• **Problema**:
Edita el texto sobre la percepción y reescribe el pasaje entre "Deshagamos lo que" y "a facultades nuevas.", ambos incluidos, cambiando "facultades" por "capacidades".

• **Fragmento del texto**:
↓

Deshagamos lo que ellos hacen, reorientemos (ramenons) nuestra
percepción a sus orígenes y tendremos un conocimiento de nuevo
género sin haber tenido necesidad de recurrir a facultades nuevas.
Si este conocimiento se generaliza, no es solamente la especulación
la que se aprovechará de ello. La vida de todos los días podrá ser
reencendida (réchauffée) e iluminada. Porque el mundo en el que nos
introducen habitualmente nuestros sentidos y nuestra conciencia no es
ya ora cosa que la sombra de sí mismo; y es frío como la muerte. Todo
se ha puesto de acuerdo para nuestra mayor comodidad, pero todo está
también en un presente que parece comenzar sin cesar; y nosotros
mismos, artificialmente formados a la imagen de un universo no menos
artificial, nos percibimos en lo instantáneo, hablamos del pasado como
de lo ya anulado, vemos en el recuerdo (souvenir) un hecho extraño, una
especie de ayuda prestada al espíritu por la materia. Volvámonos, por el
contrario, tal como somos, a un presente denso y, además, elástico, que
podemos dilatar indefinidamente hacia atrás haciendo retroceder cada
vez más la máscara que nos oculta a nosotros mismos; recobremos el
mundo exterior tal como es, no tan solo superficialmente, en el momento
actual, sino en profundidad, con el pasado inmediato que le oprime y le
imprime también su impulso (qui le presse et qui lui imprime son élan);
habituémonos, en una palabra, a ver todas las cosas sub specie
durationis: tan pronto se afloja lo que está tenso y se despierta lo
adormecido, lo que está muerto resucita también en nuestra percepción
galvanizada. Las satisfacciones que el arte no proporcionará nunca más 142
que a los privilegios de la naturaleza y de la fortuna, y solamente muy de
tarde en tarde, la filosofía así entendida nos la ofrecería a todos, en todo
momento, insuflando de nuevo a la vida los fantasmas que nos rodean y
revivificando a nosotros mismos. Con ellos se haría complementaria de
la ciencia, tanto en la práctica como en la especulación. Con sus
aplicaciones que no apuntan más que a la comodidad de la existencia, la
ciencia nos promete bienestar, todo lo más placer. Pero la filosofía podrá
en cambio darnos la alegría (la joie).

↑

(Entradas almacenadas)
↓

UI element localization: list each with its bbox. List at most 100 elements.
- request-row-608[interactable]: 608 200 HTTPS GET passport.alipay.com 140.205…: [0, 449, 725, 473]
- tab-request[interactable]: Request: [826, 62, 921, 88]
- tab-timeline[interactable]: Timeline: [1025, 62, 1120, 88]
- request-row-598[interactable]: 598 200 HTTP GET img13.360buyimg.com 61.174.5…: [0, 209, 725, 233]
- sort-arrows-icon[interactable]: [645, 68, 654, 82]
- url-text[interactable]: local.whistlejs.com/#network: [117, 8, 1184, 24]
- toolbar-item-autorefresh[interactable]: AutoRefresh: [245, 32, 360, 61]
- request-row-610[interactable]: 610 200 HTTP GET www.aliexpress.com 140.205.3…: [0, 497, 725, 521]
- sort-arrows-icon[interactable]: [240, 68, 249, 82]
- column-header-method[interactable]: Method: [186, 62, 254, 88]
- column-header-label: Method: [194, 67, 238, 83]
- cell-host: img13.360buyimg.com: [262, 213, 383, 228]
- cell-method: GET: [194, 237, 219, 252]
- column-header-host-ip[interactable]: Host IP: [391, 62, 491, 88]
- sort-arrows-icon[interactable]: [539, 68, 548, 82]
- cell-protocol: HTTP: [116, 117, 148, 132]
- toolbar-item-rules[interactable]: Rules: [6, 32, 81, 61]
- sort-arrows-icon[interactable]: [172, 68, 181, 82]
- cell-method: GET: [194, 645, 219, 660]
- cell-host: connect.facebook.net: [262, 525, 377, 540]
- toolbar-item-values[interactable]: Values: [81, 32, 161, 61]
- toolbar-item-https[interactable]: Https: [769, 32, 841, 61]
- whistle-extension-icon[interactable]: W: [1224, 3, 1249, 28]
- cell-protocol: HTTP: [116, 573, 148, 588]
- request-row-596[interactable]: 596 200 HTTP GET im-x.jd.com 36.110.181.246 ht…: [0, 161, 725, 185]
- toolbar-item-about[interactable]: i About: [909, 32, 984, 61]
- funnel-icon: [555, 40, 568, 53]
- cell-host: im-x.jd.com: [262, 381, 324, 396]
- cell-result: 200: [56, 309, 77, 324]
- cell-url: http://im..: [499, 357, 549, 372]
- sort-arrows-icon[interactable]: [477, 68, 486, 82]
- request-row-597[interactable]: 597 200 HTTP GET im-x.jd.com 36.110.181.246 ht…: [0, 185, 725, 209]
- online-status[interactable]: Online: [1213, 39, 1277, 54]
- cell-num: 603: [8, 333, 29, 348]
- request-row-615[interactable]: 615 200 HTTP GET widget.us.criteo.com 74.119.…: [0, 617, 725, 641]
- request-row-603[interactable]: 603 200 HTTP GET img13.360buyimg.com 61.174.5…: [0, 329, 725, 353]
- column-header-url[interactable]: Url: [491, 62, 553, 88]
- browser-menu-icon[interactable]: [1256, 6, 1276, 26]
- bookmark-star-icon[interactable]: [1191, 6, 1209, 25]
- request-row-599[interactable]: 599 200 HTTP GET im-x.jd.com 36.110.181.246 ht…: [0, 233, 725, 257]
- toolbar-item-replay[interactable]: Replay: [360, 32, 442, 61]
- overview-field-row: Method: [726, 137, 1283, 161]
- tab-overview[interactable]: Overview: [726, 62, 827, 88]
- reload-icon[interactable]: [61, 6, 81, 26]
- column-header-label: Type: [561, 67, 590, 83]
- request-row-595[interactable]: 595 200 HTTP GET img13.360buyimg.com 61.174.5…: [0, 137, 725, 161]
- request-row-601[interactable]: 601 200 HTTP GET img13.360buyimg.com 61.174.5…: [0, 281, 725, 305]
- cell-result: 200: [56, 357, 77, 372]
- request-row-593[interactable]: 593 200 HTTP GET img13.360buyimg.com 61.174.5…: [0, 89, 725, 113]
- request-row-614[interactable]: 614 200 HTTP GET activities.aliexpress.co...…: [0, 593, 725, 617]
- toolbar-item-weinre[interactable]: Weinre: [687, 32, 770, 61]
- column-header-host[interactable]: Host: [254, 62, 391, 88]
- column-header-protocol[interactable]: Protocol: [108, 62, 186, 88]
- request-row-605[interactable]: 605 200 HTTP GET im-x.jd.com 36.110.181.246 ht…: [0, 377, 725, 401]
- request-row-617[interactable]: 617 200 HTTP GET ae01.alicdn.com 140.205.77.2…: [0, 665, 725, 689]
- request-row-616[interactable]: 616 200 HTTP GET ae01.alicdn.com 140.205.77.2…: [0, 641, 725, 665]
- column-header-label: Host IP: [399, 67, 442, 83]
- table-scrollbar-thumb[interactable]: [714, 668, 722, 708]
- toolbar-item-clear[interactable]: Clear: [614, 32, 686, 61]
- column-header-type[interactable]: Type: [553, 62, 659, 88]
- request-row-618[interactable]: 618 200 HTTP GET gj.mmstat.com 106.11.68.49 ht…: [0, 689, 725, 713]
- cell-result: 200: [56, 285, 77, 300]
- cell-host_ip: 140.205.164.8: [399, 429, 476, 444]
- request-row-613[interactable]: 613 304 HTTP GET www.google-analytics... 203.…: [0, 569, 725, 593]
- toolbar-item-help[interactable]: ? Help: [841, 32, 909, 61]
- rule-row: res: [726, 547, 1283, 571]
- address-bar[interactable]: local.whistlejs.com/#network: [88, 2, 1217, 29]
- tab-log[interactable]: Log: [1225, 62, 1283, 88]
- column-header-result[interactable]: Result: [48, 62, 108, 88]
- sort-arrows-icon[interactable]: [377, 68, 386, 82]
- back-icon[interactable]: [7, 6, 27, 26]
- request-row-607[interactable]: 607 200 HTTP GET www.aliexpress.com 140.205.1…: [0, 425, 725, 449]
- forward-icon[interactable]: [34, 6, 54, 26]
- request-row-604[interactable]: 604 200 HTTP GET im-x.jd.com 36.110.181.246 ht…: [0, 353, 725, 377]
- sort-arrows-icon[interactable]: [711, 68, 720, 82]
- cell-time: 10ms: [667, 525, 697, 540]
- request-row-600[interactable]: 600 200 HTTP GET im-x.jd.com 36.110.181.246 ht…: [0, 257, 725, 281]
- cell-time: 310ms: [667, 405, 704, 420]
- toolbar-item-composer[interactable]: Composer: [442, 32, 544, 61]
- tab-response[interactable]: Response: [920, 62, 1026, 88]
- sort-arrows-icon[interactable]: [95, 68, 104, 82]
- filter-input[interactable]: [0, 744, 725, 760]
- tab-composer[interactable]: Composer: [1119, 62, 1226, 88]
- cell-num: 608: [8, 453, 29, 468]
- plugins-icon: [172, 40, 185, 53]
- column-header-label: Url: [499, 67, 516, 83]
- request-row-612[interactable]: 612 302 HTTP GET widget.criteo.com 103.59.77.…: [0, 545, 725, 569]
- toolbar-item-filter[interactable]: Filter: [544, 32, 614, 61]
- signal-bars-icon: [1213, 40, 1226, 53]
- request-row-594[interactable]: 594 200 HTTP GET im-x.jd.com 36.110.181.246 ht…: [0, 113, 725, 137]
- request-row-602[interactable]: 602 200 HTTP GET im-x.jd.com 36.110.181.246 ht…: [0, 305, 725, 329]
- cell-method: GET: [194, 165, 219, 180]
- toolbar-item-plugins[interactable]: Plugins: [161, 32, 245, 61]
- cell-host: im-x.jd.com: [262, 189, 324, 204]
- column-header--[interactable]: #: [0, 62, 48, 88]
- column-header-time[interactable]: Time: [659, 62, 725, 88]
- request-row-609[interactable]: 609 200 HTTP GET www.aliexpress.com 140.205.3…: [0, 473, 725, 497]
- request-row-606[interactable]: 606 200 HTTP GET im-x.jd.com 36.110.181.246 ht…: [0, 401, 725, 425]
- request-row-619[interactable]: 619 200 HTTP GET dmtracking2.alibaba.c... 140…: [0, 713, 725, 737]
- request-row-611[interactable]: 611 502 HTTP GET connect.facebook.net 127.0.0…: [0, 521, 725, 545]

↑

• **Resultado del ejercicio**:
Deshagamos lo que ellos hacen, reorientemos (ramenons) nuestra
percepción a sus orígenes y tendremos un conocimiento de nuevo
género sin haber tenido necesidad de recurrir a capacidades nuevas.